··· Exercise text

Rashid saw an elderly woman with only her arms and face visible above the earth and pulled her out with his hands. That was the beginning. As he carried survivors out of the mud, Rashid believed his colleague Sunil Kumar, 25, had been swallowed by the flood. Sunil, also a Class 12 pass-out and his junior from Atholi government school, had last been seen near the bridge before the torrent struck. Rashid had no time to search.
“I thought he was gone,” he said. “There were too many people to lift.”
For nearly two hours he worked alone, hauling survivors on his shoulders, dragging the dead into lines by the roadside and loading the injured into his ambulance. He drove them a km down a fractured track to where reinforcements waited, returned, and went back in again. Then, Sunil managed to call. He had survived because he was attending to a pilgrim with breathing trouble on the far side.
When he rejoined Rashid, there was no embrace. The two bent back to work, lifting bodies, steadying the wounded, and loading them into the single ambulance available in Chasoti. By nightfall, when NDRF and Army rescue teams reached him, he had ferried more than 30 people. He did not stop.For the next three days they did little else. They drove patients to Gulabgarh hospitals, returned immediately to the wreckage, and went back out again.
Rashid slept on the grass when he slept at all. Sunil hardly closed his eyes, his face still carrying the daze of the flood. Their ambulance was caked in brown, the stretcher worn from constant use. Rashid stopped counting after 60 patients. Local officials later confirmed the number was higher.
Their seniors said the men had done more than transport the injured. “They were the only link on the ground, but they also had the presence of mind to keep mobilising help,” said Mushtaq Ahmed, 39, state head of 108 services.
Tanveer Ahmad Malik, 28, area operations manager for Jammu district, saw how differently the two carried the aftermath. “Arif has begun to come to terms with it,” he said. “But Sunil is still dazed.
You can see it in his face — even while eating, the disorientation shows.” Rashid, is from Kijiyai village about 35km downhill. A Class 12 pass-out, he had once driven heavy earthmovers before joining the 108 ambulance service in 2022.
For him, the posting at Chasoti comes during the 45-odd days of the Machail Mata Yatra season. The rest of the year, he serves elsewhere in the district. The Rs 14,000 monthly salary was steady, and he believed the work would be safer. “I thought an ambulance job meant less risk,” he said quietly.
“Now I know it means something else — you don’t get to stand aside.”
Rashid, unmarried and living with his parents, brother and sister-in-law in Kishtwar town, had never imagined he would be seen as anything more than a driver.
Yet survivors now speak of him as the hero of Machail Yatra, the man who refused to leave until the last body was carried out. At home he sits with his family, able to eat and talk through the days just passed. Beside him, Sunil often remains silent, food untouched.
His body is present, but his mind still lingers in the gorge where the water came down without warning. The hamlet itself had been reduced to silence. Chasoti, so remote it does not appear on Google Maps, was known to pilgrims as the last halt before the shrine, with a community kitchen and a police post.
After the cloudburst, both were swept away. “The place went silent,” Rashid said. “There was nothing left.” Through that silence, the wail of a single ambulance siren became the only sound of continuity. On Monday afternoon, Rashid spoke to TOI outside his ambulance in Chasoti, the vehicle floor still brown from three days of continuous work. Around 2pm he broke off the conversation abruptly. A full body and a severed leg had just been pulled from the rubble, and he had to return to work.

······

▸ Problem requirements: Can you quote the flood rescue account word for word, starting with "For nearly two" and going on through "the far side."? The lines that come next have nothing to do with the text or its tasks.

··· Records supplied

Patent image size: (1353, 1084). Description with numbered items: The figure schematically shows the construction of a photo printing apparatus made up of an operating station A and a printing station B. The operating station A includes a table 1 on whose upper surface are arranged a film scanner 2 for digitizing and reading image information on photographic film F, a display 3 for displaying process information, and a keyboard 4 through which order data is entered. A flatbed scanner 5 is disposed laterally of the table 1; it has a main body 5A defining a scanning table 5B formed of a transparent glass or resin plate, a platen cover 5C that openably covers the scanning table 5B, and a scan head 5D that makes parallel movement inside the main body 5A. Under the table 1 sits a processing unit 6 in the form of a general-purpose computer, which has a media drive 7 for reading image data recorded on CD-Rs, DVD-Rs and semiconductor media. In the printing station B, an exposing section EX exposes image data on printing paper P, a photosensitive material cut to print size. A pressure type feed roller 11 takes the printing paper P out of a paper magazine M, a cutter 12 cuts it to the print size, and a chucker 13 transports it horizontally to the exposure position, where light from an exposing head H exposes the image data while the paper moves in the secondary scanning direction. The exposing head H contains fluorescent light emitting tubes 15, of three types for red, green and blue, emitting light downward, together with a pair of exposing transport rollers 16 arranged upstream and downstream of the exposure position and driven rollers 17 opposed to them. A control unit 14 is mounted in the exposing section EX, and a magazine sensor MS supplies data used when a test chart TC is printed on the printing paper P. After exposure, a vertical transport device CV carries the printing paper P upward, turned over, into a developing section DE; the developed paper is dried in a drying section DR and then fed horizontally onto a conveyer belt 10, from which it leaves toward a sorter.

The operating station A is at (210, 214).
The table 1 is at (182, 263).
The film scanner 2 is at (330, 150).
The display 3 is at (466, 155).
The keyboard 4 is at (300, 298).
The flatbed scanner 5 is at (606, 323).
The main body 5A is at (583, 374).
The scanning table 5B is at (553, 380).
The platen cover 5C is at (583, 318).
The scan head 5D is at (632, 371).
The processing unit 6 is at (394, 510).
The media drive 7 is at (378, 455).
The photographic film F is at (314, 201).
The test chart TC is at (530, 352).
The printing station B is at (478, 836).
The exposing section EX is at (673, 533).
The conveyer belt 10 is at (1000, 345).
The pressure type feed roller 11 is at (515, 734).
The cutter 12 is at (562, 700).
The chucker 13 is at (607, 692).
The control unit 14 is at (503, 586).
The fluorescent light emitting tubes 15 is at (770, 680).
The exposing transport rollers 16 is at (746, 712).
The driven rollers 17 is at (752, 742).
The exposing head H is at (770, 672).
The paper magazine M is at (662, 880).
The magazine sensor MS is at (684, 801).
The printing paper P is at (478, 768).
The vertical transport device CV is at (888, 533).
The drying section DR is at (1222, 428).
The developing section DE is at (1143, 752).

······

▸ Output below:
For nearly two hours he worked alone, hauling survivors on his shoulders, dragging the dead into lines by the roadside and loading the injured into his ambulance. He drove them a km down a fractured track to where reinforcements waited, returned, and went back in again. Then, Sunil managed to call. He had survived because he was attending to a pilgrim with breathing trouble on the far side.